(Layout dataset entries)
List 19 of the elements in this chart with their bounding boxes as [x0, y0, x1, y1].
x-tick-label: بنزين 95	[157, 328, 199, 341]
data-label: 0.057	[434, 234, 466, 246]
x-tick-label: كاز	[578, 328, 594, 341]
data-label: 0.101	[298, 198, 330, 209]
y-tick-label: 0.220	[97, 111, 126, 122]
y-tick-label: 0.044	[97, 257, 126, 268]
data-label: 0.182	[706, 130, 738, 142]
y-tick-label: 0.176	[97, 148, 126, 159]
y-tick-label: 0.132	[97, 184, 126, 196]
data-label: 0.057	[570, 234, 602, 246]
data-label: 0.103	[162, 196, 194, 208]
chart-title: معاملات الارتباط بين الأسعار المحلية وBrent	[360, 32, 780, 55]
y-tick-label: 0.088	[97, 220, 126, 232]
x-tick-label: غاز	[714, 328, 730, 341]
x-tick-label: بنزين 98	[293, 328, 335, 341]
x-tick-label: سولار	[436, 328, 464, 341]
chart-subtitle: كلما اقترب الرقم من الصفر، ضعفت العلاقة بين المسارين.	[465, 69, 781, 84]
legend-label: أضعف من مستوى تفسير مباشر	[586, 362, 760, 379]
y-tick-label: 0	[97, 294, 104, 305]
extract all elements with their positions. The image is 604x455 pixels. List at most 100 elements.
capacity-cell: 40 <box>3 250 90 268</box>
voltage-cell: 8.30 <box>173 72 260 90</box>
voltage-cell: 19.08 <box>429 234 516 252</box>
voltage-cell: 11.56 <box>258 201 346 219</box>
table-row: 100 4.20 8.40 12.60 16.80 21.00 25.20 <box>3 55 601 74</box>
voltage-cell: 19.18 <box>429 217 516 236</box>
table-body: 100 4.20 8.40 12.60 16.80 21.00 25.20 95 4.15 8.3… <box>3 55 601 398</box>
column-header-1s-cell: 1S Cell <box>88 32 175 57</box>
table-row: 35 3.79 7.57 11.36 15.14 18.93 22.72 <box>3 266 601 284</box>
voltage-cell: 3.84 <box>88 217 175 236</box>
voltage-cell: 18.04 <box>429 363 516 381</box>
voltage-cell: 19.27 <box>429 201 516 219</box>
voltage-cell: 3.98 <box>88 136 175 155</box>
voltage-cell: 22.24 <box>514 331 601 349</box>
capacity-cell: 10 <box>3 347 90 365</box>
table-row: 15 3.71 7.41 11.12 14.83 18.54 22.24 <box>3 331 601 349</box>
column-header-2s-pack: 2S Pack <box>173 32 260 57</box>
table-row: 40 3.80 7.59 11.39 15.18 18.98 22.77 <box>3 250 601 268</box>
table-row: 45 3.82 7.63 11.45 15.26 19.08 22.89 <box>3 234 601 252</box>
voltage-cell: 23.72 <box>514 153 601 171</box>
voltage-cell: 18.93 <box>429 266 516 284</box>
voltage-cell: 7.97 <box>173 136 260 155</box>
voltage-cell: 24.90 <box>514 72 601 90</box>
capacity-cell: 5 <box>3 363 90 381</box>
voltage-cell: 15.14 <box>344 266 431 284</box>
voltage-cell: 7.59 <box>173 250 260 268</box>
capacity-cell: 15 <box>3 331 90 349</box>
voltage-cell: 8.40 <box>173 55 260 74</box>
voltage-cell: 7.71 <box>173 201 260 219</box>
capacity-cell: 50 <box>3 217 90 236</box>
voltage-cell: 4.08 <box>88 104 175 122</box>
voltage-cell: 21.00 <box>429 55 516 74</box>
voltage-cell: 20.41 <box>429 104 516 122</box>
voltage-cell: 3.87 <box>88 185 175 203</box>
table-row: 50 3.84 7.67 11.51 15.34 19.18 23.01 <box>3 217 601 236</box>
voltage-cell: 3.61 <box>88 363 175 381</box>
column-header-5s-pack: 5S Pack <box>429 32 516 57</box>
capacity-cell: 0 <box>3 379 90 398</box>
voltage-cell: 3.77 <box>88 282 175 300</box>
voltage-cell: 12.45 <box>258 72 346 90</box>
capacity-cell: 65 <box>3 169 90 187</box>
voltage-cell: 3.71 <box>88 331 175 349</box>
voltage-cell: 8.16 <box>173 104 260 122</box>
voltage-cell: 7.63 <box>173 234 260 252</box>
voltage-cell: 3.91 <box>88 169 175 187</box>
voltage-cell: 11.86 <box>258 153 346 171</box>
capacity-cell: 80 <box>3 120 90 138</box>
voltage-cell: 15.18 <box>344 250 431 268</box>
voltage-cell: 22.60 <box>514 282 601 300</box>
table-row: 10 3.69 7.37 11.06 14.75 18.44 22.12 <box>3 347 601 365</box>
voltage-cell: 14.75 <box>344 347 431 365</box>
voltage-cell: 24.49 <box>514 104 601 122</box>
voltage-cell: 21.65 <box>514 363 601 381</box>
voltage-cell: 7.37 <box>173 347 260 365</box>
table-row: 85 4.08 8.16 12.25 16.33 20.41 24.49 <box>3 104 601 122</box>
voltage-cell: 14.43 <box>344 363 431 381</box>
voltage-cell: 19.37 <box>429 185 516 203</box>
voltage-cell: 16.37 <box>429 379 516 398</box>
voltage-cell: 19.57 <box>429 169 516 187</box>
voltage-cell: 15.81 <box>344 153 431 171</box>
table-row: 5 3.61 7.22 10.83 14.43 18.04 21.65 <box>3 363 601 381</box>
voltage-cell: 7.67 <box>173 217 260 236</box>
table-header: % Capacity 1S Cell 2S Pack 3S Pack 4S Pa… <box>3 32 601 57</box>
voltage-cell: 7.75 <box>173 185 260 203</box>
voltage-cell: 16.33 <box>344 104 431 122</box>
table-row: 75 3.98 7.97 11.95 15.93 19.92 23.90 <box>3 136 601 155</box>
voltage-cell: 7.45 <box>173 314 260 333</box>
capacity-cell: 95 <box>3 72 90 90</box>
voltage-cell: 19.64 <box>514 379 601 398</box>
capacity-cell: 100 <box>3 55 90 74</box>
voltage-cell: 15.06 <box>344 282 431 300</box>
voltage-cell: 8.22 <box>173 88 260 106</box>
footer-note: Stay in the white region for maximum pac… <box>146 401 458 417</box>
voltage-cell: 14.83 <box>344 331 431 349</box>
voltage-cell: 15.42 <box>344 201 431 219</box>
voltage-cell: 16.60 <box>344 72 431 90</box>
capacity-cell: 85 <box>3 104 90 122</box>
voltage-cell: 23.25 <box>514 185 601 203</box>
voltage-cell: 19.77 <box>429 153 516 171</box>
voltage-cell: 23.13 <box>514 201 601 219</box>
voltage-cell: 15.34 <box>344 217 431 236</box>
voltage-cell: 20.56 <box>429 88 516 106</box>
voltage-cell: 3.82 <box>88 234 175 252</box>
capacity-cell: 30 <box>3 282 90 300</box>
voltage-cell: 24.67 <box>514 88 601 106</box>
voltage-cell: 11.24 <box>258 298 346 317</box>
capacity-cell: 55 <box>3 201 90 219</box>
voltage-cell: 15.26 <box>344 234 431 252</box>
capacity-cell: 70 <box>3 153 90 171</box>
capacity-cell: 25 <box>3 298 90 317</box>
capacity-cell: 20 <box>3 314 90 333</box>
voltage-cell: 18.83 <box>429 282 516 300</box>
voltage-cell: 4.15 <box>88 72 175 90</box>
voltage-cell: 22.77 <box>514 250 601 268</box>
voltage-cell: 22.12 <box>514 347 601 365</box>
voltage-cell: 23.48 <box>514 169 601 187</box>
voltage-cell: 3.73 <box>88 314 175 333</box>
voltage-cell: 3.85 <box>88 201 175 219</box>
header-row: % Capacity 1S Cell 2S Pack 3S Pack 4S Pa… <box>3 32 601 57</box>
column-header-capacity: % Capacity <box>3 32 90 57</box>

--- The task ---
Can you put every line above into a Markdown table with the columns Row and Line, numbering the rows and leaving out any blank lines?

--- The solution ---
| Row | Line |
|---|---|
| 1 | List 19 of the elements in this chart with their bounding boxes as [x0, y0, x1, y1]. |
| 2 | x-tick-label: بنزين 95	[157, 328, 199, 341] |
| 3 | data-label: 0.057	[434, 234, 466, 246] |
| 4 | x-tick-label: كاز	[578, 328, 594, 341] |
| 5 | data-label: 0.101	[298, 198, 330, 209] |
| 6 | y-tick-label: 0.220	[97, 111, 126, 122] |
| 7 | y-tick-label: 0.044	[97, 257, 126, 268] |
| 8 | data-label: 0.182	[706, 130, 738, 142] |
| 9 | y-tick-label: 0.176	[97, 148, 126, 159] |
| 10 | y-tick-label: 0.132	[97, 184, 126, 196] |
| 11 | data-label: 0.057	[570, 234, 602, 246] |
| 12 | data-label: 0.103	[162, 196, 194, 208] |
| 13 | chart-title: معاملات الارتباط بين الأسعار المحلية وBrent	[360, 32, 780, 55] |
| 14 | y-tick-label: 0.088	[97, 220, 126, 232] |
| 15 | x-tick-label: غاز	[714, 328, 730, 341] |
| 16 | x-tick-label: بنزين 98	[293, 328, 335, 341] |
| 17 | x-tick-label: سولار	[436, 328, 464, 341] |
| 18 | chart-subtitle: كلما اقترب الرقم من الصفر، ضعفت العلاقة بين المسارين.	[465, 69, 781, 84] |
| 19 | legend-label: أضعف من مستوى تفسير مباشر	[586, 362, 760, 379] |
| 20 | y-tick-label: 0	[97, 294, 104, 305] |
| 21 | extract all elements with their positions. The image is 604x455 pixels. List at most 100 elements. |
| 22 | capacity-cell: 40 <box>3 250 90 268</box> |
| 23 | voltage-cell: 8.30 <box>173 72 260 90</box> |
| 24 | voltage-cell: 19.08 <box>429 234 516 252</box> |
| 25 | voltage-cell: 11.56 <box>258 201 346 219</box> |
| 26 | table-row: 100 4.20 8.40 12.60 16.80 21.00 25.20 <box>3 55 601 74</box> |
| 27 | voltage-cell: 19.18 <box>429 217 516 236</box> |
| 28 | table-body: 100 4.20 8.40 12.60 16.80 21.00 25.20 95 4.15 8.3… <box>3 55 601 398</box> |
| 29 | column-header-1s-cell: 1S Cell <box>88 32 175 57</box> |
| 30 | table-row: 35 3.79 7.57 11.36 15.14 18.93 22.72 <box>3 266 601 284</box> |
| 31 | voltage-cell: 3.84 <box>88 217 175 236</box> |
| 32 | voltage-cell: 18.04 <box>429 363 516 381</box> |
| 33 | voltage-cell: 19.27 <box>429 201 516 219</box> |
| 34 | voltage-cell: 3.98 <box>88 136 175 155</box> |
| 35 | voltage-cell: 22.24 <box>514 331 601 349</box> |
| 36 | capacity-cell: 10 <box>3 347 90 365</box> |
| 37 | table-row: 15 3.71 7.41 11.12 14.83 18.54 22.24 <box>3 331 601 349</box> |
| 38 | column-header-2s-pack: 2S Pack <box>173 32 260 57</box> |
| 39 | table-row: 40 3.80 7.59 11.39 15.18 18.98 22.77 <box>3 250 601 268</box> |
| 40 | table-row: 45 3.82 7.63 11.45 15.26 19.08 22.89 <box>3 234 601 252</box> |
| 41 | voltage-cell: 23.72 <box>514 153 601 171</box> |
| 42 | voltage-cell: 18.93 <box>429 266 516 284</box> |
| 43 | voltage-cell: 7.97 <box>173 136 260 155</box> |
| 44 | voltage-cell: 24.90 <box>514 72 601 90</box> |
| 45 | capacity-cell: 5 <box>3 363 90 381</box> |
| 46 | voltage-cell: 15.14 <box>344 266 431 284</box> |
| 47 | voltage-cell: 7.59 <box>173 250 260 268</box> |
| 48 | capacity-cell: 15 <box>3 331 90 349</box> |
| 49 | voltage-cell: 8.40 <box>173 55 260 74</box> |
| 50 | voltage-cell: 7.71 <box>173 201 260 219</box> |
| 51 | capacity-cell: 50 <box>3 217 90 236</box> |
| 52 | voltage-cell: 4.08 <box>88 104 175 122</box> |
| 53 | voltage-cell: 21.00 <box>429 55 516 74</box> |
| 54 | voltage-cell: 20.41 <box>429 104 516 122</box> |
| 55 | voltage-cell: 3.87 <box>88 185 175 203</box> |
| 56 | table-row: 50 3.84 7.67 11.51 15.34 19.18 23.01 <box>3 217 601 236</box> |
| 57 | voltage-cell: 3.61 <box>88 363 175 381</box> |
| 58 | column-header-5s-pack: 5S Pack <box>429 32 516 57</box> |
| 59 | capacity-cell: 0 <box>3 379 90 398</box> |
| 60 | voltage-cell: 3.77 <box>88 282 175 300</box> |
| 61 | voltage-cell: 12.45 <box>258 72 346 90</box> |
| 62 | capacity-cell: 65 <box>3 169 90 187</box> |
| 63 | voltage-cell: 3.71 <box>88 331 175 349</box> |
| 64 | voltage-cell: 8.16 <box>173 104 260 122</box> |
| 65 | voltage-cell: 7.63 <box>173 234 260 252</box> |
| 66 | voltage-cell: 3.91 <box>88 169 175 187</box> |
| 67 | voltage-cell: 11.86 <box>258 153 346 171</box> |
| 68 | capacity-cell: 80 <box>3 120 90 138</box> |
| 69 | voltage-cell: 15.18 <box>344 250 431 268</box> |
| 70 | voltage-cell: 22.60 <box>514 282 601 300</box> |
| 71 | table-row: 10 3.69 7.37 11.06 14.75 18.44 22.12 <box>3 347 601 365</box> |
| 72 | voltage-cell: 14.75 <box>344 347 431 365</box> |
| 73 | voltage-cell: 24.49 <box>514 104 601 122</box> |
| 74 | voltage-cell: 21.65 <box>514 363 601 381</box> |
| 75 | voltage-cell: 7.37 <box>173 347 260 365</box> |
| 76 | table-row: 85 4.08 8.16 12.25 16.33 20.41 24.49 <box>3 104 601 122</box> |
| 77 | voltage-cell: 14.43 <box>344 363 431 381</box> |
| 78 | voltage-cell: 19.37 <box>429 185 516 203</box> |
| 79 | voltage-cell: 16.37 <box>429 379 516 398</box> |
| 80 | voltage-cell: 19.57 <box>429 169 516 187</box> |
| 81 | voltage-cell: 15.81 <box>344 153 431 171</box> |
| 82 | table-row: 5 3.61 7.22 10.83 14.43 18.04 21.65 <box>3 363 601 381</box> |
| 83 | voltage-cell: 7.67 <box>173 217 260 236</box> |
| 84 | table-header: % Capacity 1S Cell 2S Pack 3S Pack 4S Pa… <box>3 32 601 57</box> |
| 85 | voltage-cell: 7.75 <box>173 185 260 203</box> |
| 86 | voltage-cell: 16.33 <box>344 104 431 122</box> |
| 87 | table-row: 75 3.98 7.97 11.95 15.93 19.92 23.90 <box>3 136 601 155</box> |
| 88 | voltage-cell: 7.45 <box>173 314 260 333</box> |
| 89 | capacity-cell: 95 <box>3 72 90 90</box> |
| 90 | voltage-cell: 19.64 <box>514 379 601 398</box> |
| 91 | capacity-cell: 100 <box>3 55 90 74</box> |
| 92 | voltage-cell: 15.06 <box>344 282 431 300</box> |
| 93 | voltage-cell: 8.22 <box>173 88 260 106</box> |
| 94 | footer-note: Stay in the white region for maximum pac… <box>146 401 458 417</box> |
| 95 | voltage-cell: 14.83 <box>344 331 431 349</box> |
| 96 | voltage-cell: 15.42 <box>344 201 431 219</box> |
| 97 | voltage-cell: 16.60 <box>344 72 431 90</box> |
| 98 | capacity-cell: 85 <box>3 104 90 122</box> |
| 99 | voltage-cell: 23.25 <box>514 185 601 203</box> |
| 100 | voltage-cell: 19.77 <box>429 153 516 171</box> |
| 101 | voltage-cell: 23.13 <box>514 201 601 219</box> |
| 102 | voltage-cell: 15.34 <box>344 217 431 236</box> |
| 103 | voltage-cell: 20.56 <box>429 88 516 106</box> |
| 104 | voltage-cell: 3.82 <box>88 234 175 252</box> |
| 105 | capacity-cell: 30 <box>3 282 90 300</box> |
| 106 | voltage-cell: 24.67 <box>514 88 601 106</box> |
| 107 | voltage-cell: 11.24 <box>258 298 346 317</box> |
| 108 | capacity-cell: 55 <box>3 201 90 219</box> |
| 109 | voltage-cell: 15.26 <box>344 234 431 252</box> |
| 110 | capacity-cell: 70 <box>3 153 90 171</box> |
| 111 | capacity-cell: 25 <box>3 298 90 317</box> |
| 112 | capacity-cell: 20 <box>3 314 90 333</box> |
| 113 | voltage-cell: 18.83 <box>429 282 516 300</box> |
| 114 | voltage-cell: 4.15 <box>88 72 175 90</box> |
| 115 | voltage-cell: 22.77 <box>514 250 601 268</box> |
| 116 | voltage-cell: 22.12 <box>514 347 601 365</box> |
| 117 | voltage-cell: 23.48 <box>514 169 601 187</box> |
| 118 | voltage-cell: 3.73 <box>88 314 175 333</box> |
| 119 | voltage-cell: 3.85 <box>88 201 175 219</box> |
| 120 | header-row: % Capacity 1S Cell 2S Pack 3S Pack 4S Pa… <box>3 32 601 57</box> |
| 121 | column-header-capacity: % Capacity <box>3 32 90 57</box> |